• [SUPPLIED PASSAGE]

• • • • •

With the death of syndicated host Rush Limbaugh in February 2021, WCBM management decided to replace his popular early afternoon show with local programming.  Derek Hunter was moved to Limbaugh's early afternoon time slot, with Elliott relocated to late mornings and Casey remaining as the wake-up host.

Programming
Weekdays on WCBM, local hosts are heard from 6 a.m. to 3 p.m.  The morning drive time show is "Casey and Company" with Sean Casey.  He's followed by Bruce Elliott and Bill O'Reilly's 15-minute commentary.  In early afternoons, Derek Hunter is heard.  The rest of the schedule is made up of nationally syndicated shows: Sean Hannity, Mark Levin, Dan Bongino, "Coast to Coast AM with George Noory" and Todd Starnes.

• • • • •

• [ENTRIES PROVIDED]
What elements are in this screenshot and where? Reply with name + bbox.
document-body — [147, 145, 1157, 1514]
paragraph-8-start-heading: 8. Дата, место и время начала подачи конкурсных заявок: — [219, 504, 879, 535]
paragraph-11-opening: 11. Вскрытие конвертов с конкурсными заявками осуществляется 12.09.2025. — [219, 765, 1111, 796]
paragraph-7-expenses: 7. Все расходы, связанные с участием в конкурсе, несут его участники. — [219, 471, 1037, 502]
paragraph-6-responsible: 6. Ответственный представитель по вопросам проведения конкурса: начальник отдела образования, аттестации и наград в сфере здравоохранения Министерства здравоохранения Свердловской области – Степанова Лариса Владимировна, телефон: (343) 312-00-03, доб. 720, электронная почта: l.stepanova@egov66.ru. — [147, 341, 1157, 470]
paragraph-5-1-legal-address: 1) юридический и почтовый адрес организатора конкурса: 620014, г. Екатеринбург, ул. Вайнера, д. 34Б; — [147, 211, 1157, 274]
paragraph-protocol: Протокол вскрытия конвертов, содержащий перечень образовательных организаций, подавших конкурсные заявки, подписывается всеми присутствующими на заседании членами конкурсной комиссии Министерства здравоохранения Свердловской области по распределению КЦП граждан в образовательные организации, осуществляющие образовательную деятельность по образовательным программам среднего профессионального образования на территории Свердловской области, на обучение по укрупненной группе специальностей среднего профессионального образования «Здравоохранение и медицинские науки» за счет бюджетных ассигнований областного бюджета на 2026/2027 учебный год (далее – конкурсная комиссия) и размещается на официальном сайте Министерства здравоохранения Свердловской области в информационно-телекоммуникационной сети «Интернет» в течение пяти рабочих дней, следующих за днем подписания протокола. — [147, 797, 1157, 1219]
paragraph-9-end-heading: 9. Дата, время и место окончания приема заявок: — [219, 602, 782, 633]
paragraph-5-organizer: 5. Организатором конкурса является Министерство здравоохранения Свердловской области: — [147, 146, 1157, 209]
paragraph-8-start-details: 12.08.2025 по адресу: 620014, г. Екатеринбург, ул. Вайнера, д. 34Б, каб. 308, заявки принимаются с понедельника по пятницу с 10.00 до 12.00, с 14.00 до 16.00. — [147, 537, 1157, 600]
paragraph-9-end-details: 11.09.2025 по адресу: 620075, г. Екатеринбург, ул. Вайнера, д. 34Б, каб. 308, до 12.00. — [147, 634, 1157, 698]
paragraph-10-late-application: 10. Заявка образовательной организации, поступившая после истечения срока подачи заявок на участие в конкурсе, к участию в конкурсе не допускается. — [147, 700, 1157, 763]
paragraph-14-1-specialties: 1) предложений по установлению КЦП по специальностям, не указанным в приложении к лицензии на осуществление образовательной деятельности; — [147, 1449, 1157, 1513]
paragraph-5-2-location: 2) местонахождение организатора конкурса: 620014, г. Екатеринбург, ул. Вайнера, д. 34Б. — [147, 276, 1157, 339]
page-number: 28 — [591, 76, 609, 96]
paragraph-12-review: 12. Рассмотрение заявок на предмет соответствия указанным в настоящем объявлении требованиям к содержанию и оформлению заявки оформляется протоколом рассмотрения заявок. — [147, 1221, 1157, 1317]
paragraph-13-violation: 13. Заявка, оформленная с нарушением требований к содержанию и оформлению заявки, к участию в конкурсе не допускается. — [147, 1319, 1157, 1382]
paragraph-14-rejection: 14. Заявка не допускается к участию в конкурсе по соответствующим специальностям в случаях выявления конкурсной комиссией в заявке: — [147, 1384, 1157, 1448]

• • • • •

• [WHAT THE TASK ASKS] Rewrite the stretch of the WCBM passage from "With the death" through "the wake-up host.", putting "morning host" in place of "wake-up host". The lines have no connection to the WCBM passage.

• [THE RESPONSE]
With the death of syndicated host Rush Limbaugh in February 2021, WCBM management decided to replace his popular early afternoon show with local programming.  Derek Hunter was moved to Limbaugh's early afternoon time slot, with Elliott relocated to late mornings and Casey remaining as the morning host.